Render every entry exactly as it appears.

Chart and figure data
[START]

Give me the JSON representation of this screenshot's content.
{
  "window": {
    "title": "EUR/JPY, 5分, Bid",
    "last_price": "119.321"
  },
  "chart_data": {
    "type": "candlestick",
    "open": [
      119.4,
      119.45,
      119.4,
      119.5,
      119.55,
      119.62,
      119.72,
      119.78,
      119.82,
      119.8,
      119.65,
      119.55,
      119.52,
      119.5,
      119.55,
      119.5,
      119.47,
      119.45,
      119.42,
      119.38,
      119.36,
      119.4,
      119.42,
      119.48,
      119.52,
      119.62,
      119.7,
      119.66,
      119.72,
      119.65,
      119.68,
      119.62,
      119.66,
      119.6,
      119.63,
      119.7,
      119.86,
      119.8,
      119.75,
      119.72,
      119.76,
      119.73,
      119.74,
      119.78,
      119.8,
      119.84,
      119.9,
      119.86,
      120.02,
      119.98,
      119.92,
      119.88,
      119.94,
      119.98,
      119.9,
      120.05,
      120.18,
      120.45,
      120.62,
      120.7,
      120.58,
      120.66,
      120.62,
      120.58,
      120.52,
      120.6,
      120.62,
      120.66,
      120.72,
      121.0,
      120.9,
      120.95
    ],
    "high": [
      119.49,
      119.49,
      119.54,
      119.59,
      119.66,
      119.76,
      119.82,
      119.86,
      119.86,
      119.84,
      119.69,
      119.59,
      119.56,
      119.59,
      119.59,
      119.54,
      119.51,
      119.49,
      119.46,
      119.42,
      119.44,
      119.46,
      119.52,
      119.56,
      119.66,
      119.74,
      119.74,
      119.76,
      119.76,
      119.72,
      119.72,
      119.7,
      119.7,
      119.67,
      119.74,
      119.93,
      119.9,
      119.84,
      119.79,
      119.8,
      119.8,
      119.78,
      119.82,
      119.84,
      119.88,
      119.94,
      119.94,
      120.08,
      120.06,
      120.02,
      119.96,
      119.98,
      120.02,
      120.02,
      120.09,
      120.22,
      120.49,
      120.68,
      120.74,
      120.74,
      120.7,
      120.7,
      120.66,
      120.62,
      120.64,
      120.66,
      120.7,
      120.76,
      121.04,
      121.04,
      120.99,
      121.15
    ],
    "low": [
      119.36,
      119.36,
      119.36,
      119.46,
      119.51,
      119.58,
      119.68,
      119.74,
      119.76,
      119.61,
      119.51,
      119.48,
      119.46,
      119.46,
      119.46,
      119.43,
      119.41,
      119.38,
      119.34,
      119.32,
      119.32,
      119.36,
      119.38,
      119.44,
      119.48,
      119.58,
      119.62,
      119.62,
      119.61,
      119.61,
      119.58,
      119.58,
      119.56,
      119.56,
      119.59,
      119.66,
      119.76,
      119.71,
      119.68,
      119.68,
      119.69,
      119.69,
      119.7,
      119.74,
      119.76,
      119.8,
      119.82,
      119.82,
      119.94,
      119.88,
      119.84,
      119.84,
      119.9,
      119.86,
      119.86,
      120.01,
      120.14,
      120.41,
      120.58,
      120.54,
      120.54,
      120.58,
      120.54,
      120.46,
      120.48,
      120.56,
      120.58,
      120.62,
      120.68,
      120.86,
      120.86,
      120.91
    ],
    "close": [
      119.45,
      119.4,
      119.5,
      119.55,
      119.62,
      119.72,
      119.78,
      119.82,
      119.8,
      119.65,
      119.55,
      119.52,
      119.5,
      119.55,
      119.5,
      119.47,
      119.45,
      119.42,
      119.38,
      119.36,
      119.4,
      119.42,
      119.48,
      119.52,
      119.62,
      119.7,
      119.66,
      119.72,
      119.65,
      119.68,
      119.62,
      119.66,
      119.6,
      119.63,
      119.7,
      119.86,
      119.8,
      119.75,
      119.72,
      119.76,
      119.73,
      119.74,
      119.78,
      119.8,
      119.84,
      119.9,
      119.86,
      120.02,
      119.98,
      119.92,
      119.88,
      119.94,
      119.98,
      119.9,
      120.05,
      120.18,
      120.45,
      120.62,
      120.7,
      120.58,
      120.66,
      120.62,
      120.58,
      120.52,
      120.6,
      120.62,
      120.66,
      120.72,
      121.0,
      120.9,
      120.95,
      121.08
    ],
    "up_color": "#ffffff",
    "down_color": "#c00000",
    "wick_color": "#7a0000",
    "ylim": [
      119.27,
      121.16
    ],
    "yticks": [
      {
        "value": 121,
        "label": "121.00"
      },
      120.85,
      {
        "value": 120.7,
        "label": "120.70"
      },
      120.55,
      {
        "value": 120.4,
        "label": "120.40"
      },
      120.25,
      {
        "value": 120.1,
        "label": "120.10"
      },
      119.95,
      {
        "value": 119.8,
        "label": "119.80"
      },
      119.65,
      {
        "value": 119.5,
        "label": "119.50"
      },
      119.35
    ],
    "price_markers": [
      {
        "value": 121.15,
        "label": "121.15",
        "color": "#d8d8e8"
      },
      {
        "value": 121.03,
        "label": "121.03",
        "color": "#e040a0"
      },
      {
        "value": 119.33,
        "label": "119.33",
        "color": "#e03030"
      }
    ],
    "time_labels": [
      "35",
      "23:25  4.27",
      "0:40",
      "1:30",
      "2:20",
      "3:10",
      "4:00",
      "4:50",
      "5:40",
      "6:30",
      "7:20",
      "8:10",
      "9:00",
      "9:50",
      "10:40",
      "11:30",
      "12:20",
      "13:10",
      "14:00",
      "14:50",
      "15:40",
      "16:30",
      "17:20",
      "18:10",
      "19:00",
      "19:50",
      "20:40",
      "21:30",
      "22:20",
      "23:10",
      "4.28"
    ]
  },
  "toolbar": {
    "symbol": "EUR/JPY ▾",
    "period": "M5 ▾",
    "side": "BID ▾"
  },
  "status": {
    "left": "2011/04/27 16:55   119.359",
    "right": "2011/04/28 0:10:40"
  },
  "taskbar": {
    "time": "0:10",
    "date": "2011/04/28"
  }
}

[END]

* **EXERCISE RESPONSE**
Give me the JSON representation of this screenshot's content.
{
  "window": {
    "title": "EUR/JPY, 5分, Bid",
    "last_price": "119.321"
  },
  "chart_data": {
    "type": "candlestick",
    "open": [
      119.4,
      119.45,
      119.4,
      119.5,
      119.55,
      119.62,
      119.72,
      119.78,
      119.82,
      119.8,
      119.65,
      119.55,
      119.52,
      119.5,
      119.55,
      119.5,
      119.47,
      119.45,
      119.42,
      119.38,
      119.36,
      119.4,
      119.42,
      119.48,
      119.52,
      119.62,
      119.7,
      119.66,
      119.72,
      119.65,
      119.68,
      119.62,
      119.66,
      119.6,
      119.63,
      119.7,
      119.86,
      119.8,
      119.75,
      119.72,
      119.76,
      119.73,
      119.74,
      119.78,
      119.8,
      119.84,
      119.9,
      119.86,
      120.02,
      119.98,
      119.92,
      119.88,
      119.94,
      119.98,
      119.9,
      120.05,
      120.18,
      120.45,
      120.62,
      120.7,
      120.58,
      120.66,
      120.62,
      120.58,
      120.52,
      120.6,
      120.62,
      120.66,
      120.72,
      121.0,
      120.9,
      120.95
    ],
    "high": [
      119.49,
      119.49,
      119.54,
      119.59,
      119.66,
      119.76,
      119.82,
      119.86,
      119.86,
      119.84,
      119.69,
      119.59,
      119.56,
      119.59,
      119.59,
      119.54,
      119.51,
      119.49,
      119.46,
      119.42,
      119.44,
      119.46,
      119.52,
      119.56,
      119.66,
      119.74,
      119.74,
      119.76,
      119.76,
      119.72,
      119.72,
      119.7,
      119.7,
      119.67,
      119.74,
      119.93,
      119.9,
      119.84,
      119.79,
      119.8,
      119.8,
      119.78,
      119.82,
      119.84,
      119.88,
      119.94,
      119.94,
      120.08,
      120.06,
      120.02,
      119.96,
      119.98,
      120.02,
      120.02,
      120.09,
      120.22,
      120.49,
      120.68,
      120.74,
      120.74,
      120.7,
      120.7,
      120.66,
      120.62,
      120.64,
      120.66,
      120.7,
      120.76,
      121.04,
      121.04,
      120.99,
      121.15
    ],
    "low": [
      119.36,
      119.36,
      119.36,
      119.46,
      119.51,
      119.58,
      119.68,
      119.74,
      119.76,
      119.61,
      119.51,
      119.48,
      119.46,
      119.46,
      119.46,
      119.43,
      119.41,
      119.38,
      119.34,
      119.32,
      119.32,
      119.36,
      119.38,
      119.44,
      119.48,
      119.58,
      119.62,
      119.62,
      119.61,
      119.61,
      119.58,
      119.58,
      119.56,
      119.56,
      119.59,
      119.66,
      119.76,
      119.71,
      119.68,
      119.68,
      119.69,
      119.69,
      119.7,
      119.74,
      119.76,
      119.8,
      119.82,
      119.82,
      119.94,
      119.88,
      119.84,
      119.84,
      119.9,
      119.86,
      119.86,
      120.01,
      120.14,
      120.41,
      120.58,
      120.54,
      120.54,
      120.58,
      120.54,
      120.46,
      120.48,
      120.56,
      120.58,
      120.62,
      120.68,
      120.86,
      120.86,
      120.91
    ],
    "close": [
      119.45,
      119.4,
      119.5,
      119.55,
      119.62,
      119.72,
      119.78,
      119.82,
      119.8,
      119.65,
      119.55,
      119.52,
      119.5,
      119.55,
      119.5,
      119.47,
      119.45,
      119.42,
      119.38,
      119.36,
      119.4,
      119.42,
      119.48,
      119.52,
      119.62,
      119.7,
      119.66,
      119.72,
      119.65,
      119.68,
      119.62,
      119.66,
      119.6,
      119.63,
      119.7,
      119.86,
      119.8,
      119.75,
      119.72,
      119.76,
      119.73,
      119.74,
      119.78,
      119.8,
      119.84,
      119.9,
      119.86,
      120.02,
      119.98,
      119.92,
      119.88,
      119.94,
      119.98,
      119.9,
      120.05,
      120.18,
      120.45,
      120.62,
      120.7,
      120.58,
      120.66,
      120.62,
      120.58,
      120.52,
      120.6,
      120.62,
      120.66,
      120.72,
      121.0,
      120.9,
      120.95,
      121.08
    ],
    "up_color": "#ffffff",
    "down_color": "#c00000",
    "wick_color": "#7a0000",
    "ylim": [
      119.27,
      121.16
    ],
    "yticks": [
      {
        "value": 121,
        "label": "121.00"
      },
      120.85,
      {
        "value": 120.7,
        "label": "120.70"
      },
      120.55,
      {
        "value": 120.4,
        "label": "120.40"
      },
      120.25,
      {
        "value": 120.1,
        "label": "120.10"
      },
      119.95,
      {
        "value": 119.8,
        "label": "119.80"
      },
      119.65,
      {
        "value": 119.5,
        "label": "119.50"
      },
      119.35
    ],
    "price_markers": [
      {
        "value": 121.15,
        "label": "121.15",
        "color": "#d8d8e8"
      },
      {
        "value": 121.03,
        "label": "121.03",
        "color": "#e040a0"
      },
      {
        "value": 119.33,
        "label": "119.33",
        "color": "#e03030"
      }
    ],
    "time_labels": [
      "35",
      "23:25  4.27",
      "0:40",
      "1:30",
      "2:20",
      "3:10",
      "4:00",
      "4:50",
      "5:40",
      "6:30",
      "7:20",
      "8:10",
      "9:00",
      "9:50",
      "10:40",
      "11:30",
      "12:20",
      "13:10",
      "14:00",
      "14:50",
      "15:40",
      "16:30",
      "17:20",
      "18:10",
      "19:00",
      "19:50",
      "20:40",
      "21:30",
      "22:20",
      "23:10",
      "4.28"
    ]
  },
  "toolbar": {
    "symbol": "EUR/JPY ▾",
    "period": "M5 ▾",
    "side": "BID ▾"
  },
  "status": {
    "left": "2011/04/27 16:55   119.359",
    "right": "2011/04/28 0:10:40"
  },
  "taskbar": {
    "time": "0:10",
    "date": "2011/04/28"
  }
}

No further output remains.